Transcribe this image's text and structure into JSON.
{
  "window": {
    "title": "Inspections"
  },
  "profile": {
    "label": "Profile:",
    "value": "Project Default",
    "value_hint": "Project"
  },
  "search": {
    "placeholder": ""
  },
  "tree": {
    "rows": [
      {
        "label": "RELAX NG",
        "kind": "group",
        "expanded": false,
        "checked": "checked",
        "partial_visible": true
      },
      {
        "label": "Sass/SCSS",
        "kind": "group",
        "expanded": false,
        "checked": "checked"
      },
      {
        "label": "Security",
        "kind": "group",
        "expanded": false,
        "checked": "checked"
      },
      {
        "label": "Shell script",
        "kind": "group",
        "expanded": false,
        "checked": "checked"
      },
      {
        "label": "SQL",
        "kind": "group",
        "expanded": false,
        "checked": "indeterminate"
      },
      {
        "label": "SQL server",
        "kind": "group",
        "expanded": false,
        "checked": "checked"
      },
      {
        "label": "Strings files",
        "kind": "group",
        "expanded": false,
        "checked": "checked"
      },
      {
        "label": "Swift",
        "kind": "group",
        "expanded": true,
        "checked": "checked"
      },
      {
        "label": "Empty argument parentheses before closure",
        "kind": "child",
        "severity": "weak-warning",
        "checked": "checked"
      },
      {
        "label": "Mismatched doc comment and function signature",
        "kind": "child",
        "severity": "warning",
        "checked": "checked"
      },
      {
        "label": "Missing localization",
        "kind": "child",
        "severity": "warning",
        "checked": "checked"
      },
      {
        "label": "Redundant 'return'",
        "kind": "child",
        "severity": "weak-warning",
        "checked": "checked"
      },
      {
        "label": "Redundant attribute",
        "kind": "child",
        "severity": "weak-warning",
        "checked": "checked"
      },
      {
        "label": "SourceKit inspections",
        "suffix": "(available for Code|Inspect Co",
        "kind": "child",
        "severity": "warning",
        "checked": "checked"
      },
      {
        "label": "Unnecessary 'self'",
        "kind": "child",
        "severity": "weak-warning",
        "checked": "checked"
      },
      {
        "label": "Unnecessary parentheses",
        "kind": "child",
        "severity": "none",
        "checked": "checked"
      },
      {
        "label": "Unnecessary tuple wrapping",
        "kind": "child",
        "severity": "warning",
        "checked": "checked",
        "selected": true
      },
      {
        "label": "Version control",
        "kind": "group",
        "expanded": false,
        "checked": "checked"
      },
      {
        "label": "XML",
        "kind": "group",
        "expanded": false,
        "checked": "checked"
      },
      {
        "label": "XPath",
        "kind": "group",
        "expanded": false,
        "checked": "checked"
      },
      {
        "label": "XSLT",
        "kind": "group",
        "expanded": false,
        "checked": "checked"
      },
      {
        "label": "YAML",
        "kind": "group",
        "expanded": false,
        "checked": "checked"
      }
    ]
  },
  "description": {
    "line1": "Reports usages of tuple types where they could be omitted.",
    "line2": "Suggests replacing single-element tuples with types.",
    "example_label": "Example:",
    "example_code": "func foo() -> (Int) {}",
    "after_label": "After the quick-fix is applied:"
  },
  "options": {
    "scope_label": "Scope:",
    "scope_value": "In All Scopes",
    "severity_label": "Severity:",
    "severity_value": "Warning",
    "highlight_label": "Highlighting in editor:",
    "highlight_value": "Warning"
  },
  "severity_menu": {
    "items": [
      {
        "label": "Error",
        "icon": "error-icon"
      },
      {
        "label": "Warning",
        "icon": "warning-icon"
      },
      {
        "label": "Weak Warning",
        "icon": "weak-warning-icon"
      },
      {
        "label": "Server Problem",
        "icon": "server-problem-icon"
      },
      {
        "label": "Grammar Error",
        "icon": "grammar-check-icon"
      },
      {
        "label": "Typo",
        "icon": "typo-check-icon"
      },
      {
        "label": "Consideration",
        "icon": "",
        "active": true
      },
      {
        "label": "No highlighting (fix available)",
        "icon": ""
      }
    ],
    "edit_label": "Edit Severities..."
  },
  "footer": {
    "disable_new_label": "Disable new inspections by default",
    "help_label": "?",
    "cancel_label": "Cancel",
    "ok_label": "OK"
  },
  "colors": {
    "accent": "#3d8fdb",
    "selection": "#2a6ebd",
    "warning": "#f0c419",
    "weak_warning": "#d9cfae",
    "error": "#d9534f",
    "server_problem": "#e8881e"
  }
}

_ _ _

• Exercise instructions:
In the records above, find the lines containing "Unnecessary" and copy them.

• Response to this task:
        "label": "Unnecessary 'self'",
        "label": "Unnecessary parentheses",
        "label": "Unnecessary tuple wrapping",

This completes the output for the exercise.